Instructions to follow
In the listing below, quote word for word every line from the one containing "row-label: 建物現況: [475, 455, 610, 498]" to the one containing "row-label: 交通: [2, 45, 175, 93]", including both of those lines.
'''
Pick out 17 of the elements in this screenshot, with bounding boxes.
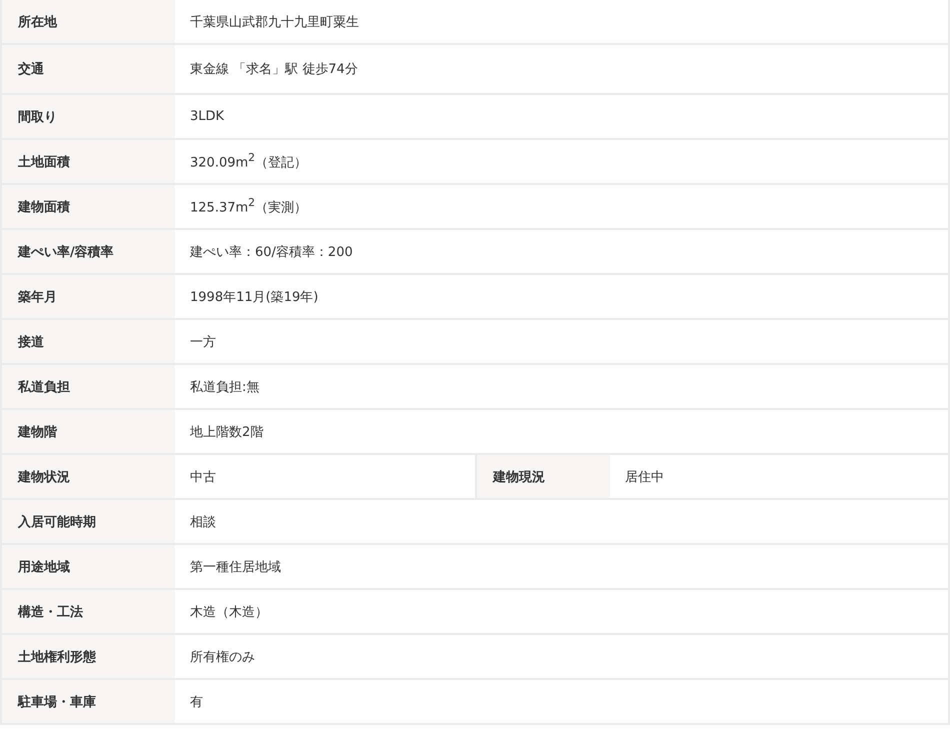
row-label: 建物現況: [475, 455, 610, 498]
row-label: 構造・工法: [2, 590, 175, 633]
row-label: 建物階: [2, 410, 175, 453]
row-label: 駐車場・車庫: [2, 680, 175, 723]
row-label: 建ぺい率/容積率: [2, 230, 175, 273]
row-label: 接道: [2, 320, 175, 363]
row-label: 私道負担: [2, 365, 175, 408]
row-label: 土地面積: [2, 140, 175, 183]
row-label: 建物状況: [2, 455, 175, 498]
row-label: 交通: [2, 45, 175, 93]
row-label: 入居可能時期: [2, 500, 175, 543]
row-label: 建物面積: [2, 185, 175, 228]
row-label: 築年月: [2, 275, 175, 318]
row-label: 間取り: [2, 95, 175, 138]
row-label: 所在地: [2, 0, 175, 43]
row-label: 用途地域: [2, 545, 175, 588]
row-label: 土地権利形態: [2, 635, 175, 678]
'''
Result
row-label: 建物現況: [475, 455, 610, 498]
row-label: 構造・工法: [2, 590, 175, 633]
row-label: 建物階: [2, 410, 175, 453]
row-label: 駐車場・車庫: [2, 680, 175, 723]
row-label: 建ぺい率/容積率: [2, 230, 175, 273]
row-label: 接道: [2, 320, 175, 363]
row-label: 私道負担: [2, 365, 175, 408]
row-label: 土地面積: [2, 140, 175, 183]
row-label: 建物状況: [2, 455, 175, 498]
row-label: 交通: [2, 45, 175, 93]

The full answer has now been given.